— Begin —
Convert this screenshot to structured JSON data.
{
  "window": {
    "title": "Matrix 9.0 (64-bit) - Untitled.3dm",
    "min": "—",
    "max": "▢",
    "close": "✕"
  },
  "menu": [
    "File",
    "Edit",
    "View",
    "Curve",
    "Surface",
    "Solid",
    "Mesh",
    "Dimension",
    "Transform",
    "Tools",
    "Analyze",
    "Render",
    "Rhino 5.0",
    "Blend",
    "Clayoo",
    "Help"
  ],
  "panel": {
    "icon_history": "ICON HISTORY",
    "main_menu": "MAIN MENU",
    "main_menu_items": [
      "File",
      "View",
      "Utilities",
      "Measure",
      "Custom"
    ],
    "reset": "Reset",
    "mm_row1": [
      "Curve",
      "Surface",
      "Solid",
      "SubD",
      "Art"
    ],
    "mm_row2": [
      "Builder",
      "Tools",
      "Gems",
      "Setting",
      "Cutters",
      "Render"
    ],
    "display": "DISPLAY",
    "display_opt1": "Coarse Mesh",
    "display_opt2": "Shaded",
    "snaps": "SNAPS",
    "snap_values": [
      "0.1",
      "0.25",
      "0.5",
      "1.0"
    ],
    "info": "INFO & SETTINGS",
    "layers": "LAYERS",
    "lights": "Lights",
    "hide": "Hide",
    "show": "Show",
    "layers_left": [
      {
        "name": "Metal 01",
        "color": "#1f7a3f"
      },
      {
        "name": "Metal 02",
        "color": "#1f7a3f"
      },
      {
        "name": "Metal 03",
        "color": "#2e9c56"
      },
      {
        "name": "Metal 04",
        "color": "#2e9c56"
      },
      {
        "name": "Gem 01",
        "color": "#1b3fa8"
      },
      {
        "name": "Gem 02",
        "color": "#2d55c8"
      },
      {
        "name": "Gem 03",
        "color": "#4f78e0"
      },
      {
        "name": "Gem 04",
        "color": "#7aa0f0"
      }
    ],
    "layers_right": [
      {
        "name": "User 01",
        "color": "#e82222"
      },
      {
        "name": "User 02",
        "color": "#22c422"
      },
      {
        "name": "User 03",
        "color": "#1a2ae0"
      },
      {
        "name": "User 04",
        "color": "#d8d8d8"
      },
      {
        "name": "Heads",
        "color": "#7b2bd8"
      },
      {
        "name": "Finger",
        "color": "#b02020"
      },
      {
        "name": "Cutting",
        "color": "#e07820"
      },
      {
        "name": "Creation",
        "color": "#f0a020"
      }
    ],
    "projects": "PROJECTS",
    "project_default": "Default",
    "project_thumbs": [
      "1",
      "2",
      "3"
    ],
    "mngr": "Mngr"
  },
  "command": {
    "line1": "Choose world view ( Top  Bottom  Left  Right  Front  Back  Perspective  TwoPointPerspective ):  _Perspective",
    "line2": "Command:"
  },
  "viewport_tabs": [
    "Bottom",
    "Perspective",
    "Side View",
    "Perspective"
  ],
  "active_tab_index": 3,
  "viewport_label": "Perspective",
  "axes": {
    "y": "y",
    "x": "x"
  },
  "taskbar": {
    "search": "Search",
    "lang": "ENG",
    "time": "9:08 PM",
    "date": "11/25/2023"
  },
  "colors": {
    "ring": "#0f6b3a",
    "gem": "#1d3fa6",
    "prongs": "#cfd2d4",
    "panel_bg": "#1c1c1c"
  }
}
— End —
— Begin —
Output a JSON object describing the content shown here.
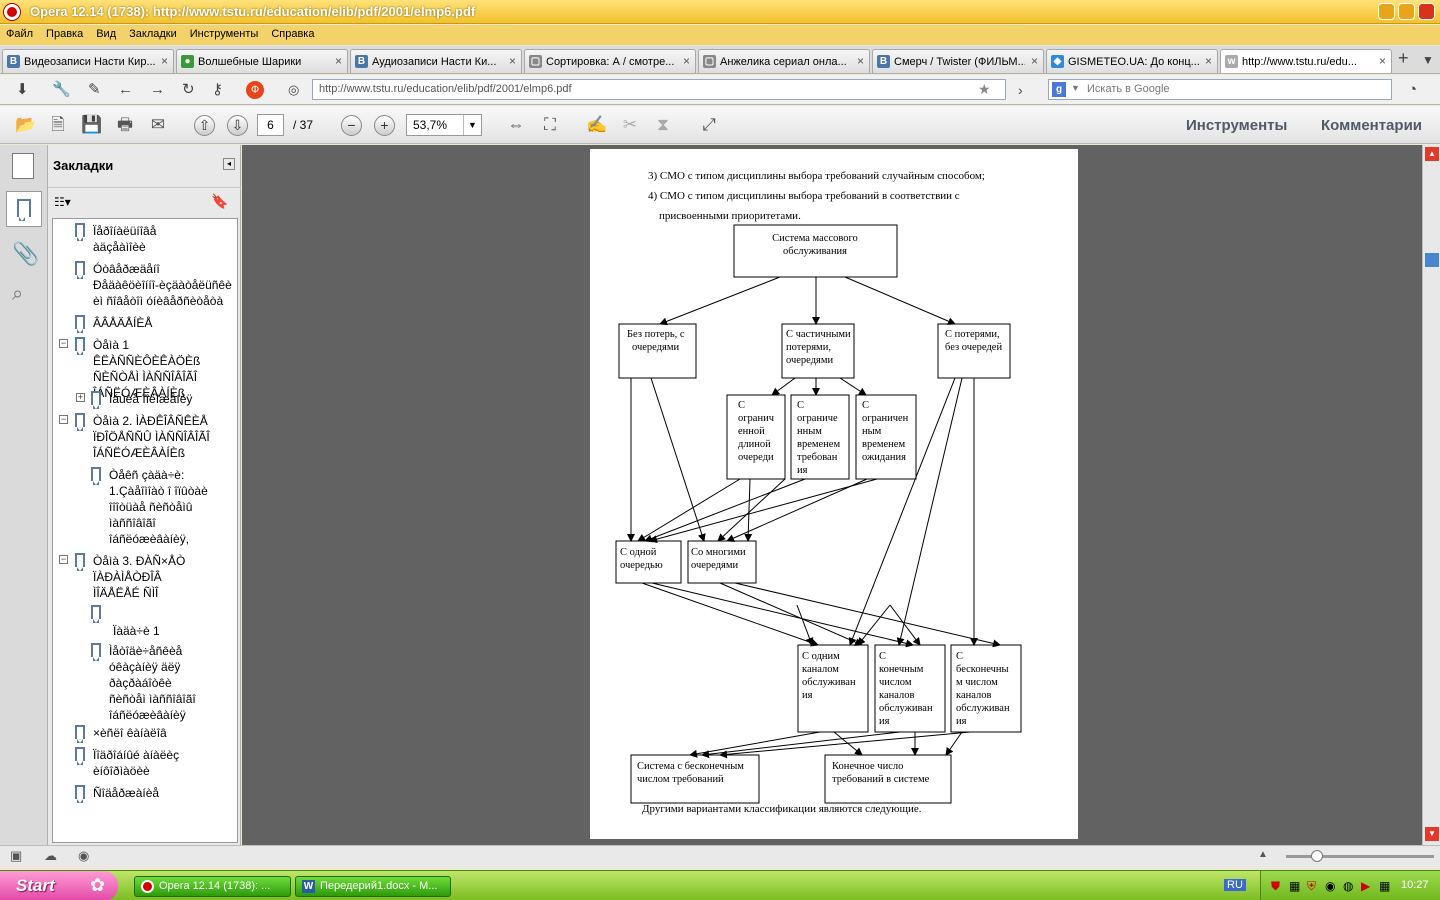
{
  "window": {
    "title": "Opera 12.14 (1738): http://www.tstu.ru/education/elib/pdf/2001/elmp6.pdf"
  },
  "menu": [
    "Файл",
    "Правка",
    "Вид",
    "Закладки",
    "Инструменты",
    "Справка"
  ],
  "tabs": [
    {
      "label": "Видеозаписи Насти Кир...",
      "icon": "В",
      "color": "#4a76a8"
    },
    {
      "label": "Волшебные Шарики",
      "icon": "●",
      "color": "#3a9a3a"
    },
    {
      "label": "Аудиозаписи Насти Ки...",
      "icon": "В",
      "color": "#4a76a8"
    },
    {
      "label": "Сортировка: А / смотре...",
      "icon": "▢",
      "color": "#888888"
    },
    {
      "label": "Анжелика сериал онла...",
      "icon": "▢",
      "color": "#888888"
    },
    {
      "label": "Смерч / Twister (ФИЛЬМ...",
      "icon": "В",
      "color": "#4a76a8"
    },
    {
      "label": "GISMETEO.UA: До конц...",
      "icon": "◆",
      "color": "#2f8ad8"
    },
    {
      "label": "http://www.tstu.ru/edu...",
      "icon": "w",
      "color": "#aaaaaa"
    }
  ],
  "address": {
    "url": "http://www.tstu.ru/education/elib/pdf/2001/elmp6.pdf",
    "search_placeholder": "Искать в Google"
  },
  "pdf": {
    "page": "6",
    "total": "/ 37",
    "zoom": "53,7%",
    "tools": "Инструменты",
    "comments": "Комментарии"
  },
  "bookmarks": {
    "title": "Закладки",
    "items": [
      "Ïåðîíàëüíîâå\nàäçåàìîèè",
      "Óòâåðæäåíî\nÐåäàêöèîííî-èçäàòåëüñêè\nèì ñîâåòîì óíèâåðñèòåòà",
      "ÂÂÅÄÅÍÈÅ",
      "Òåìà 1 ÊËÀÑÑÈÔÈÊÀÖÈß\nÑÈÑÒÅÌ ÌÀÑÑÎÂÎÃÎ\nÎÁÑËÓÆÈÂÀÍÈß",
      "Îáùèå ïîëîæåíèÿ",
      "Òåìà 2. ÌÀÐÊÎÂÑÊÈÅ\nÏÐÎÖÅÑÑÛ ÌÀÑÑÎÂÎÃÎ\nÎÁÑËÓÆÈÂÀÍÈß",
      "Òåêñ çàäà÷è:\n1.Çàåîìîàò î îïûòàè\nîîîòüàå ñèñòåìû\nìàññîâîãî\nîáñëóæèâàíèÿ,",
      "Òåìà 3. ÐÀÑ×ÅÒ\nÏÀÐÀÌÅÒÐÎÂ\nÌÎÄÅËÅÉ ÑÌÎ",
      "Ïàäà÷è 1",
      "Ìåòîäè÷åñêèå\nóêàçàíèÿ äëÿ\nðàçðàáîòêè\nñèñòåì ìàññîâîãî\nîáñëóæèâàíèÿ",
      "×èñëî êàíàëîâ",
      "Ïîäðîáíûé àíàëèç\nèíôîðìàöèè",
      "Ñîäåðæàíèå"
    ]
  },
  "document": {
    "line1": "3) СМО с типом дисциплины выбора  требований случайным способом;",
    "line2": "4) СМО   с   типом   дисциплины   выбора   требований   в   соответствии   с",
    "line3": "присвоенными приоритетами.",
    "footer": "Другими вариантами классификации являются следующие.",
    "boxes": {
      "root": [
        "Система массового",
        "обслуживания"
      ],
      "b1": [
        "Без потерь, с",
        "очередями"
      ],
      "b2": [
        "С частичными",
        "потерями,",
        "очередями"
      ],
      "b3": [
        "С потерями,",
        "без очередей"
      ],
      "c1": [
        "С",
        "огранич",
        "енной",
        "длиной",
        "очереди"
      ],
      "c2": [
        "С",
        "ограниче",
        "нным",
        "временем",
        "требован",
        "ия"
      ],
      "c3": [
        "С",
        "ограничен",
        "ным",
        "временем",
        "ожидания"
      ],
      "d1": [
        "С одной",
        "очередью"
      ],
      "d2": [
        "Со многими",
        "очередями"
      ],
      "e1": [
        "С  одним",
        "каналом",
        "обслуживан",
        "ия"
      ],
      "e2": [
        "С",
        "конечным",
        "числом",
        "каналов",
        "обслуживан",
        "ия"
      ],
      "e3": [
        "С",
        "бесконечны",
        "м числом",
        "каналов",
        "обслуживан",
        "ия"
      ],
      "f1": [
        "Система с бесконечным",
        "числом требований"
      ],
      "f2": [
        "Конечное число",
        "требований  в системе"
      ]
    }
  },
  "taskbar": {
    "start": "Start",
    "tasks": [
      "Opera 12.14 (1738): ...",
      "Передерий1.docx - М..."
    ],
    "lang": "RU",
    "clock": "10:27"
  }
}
— End —
— Begin —
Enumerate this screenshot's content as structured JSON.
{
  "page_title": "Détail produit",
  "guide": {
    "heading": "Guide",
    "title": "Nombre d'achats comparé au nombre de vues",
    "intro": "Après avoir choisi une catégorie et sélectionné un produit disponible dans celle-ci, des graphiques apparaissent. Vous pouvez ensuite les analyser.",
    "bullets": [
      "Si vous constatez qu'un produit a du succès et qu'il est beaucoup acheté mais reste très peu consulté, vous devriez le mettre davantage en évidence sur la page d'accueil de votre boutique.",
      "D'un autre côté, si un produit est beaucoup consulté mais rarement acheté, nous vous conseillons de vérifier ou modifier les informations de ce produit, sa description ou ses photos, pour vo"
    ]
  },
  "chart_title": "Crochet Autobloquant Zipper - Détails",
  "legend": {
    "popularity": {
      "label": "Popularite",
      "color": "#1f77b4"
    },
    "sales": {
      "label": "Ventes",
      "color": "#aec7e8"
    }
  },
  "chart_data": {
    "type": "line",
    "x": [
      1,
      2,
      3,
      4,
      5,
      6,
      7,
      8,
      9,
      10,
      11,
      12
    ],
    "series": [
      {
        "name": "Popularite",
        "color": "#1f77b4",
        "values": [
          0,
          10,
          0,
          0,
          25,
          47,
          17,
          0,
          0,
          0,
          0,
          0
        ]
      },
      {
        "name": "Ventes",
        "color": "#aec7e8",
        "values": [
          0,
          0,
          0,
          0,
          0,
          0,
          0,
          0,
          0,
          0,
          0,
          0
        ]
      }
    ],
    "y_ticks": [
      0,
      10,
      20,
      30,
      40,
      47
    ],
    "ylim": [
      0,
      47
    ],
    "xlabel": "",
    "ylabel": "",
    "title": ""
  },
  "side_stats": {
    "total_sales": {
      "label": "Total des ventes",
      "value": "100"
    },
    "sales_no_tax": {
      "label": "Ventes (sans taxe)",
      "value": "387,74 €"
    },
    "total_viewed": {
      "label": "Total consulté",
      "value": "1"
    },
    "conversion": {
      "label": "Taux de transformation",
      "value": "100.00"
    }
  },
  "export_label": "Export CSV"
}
— End —
**Requirements**.
Look through the material and copy each line that has "nÎÁÑËÓÆÈÂÀÍÈß".

**Exercise result**.
      "Òåìà 1 ÊËÀÑÑÈÔÈÊÀÖÈß\nÑÈÑÒÅÌ ÌÀÑÑÎÂÎÃÎ\nÎÁÑËÓÆÈÂÀÍÈß",
      "Òåìà 2. ÌÀÐÊÎÂÑÊÈÅ\nÏÐÎÖÅÑÑÛ ÌÀÑÑÎÂÎÃÎ\nÎÁÑËÓÆÈÂÀÍÈß",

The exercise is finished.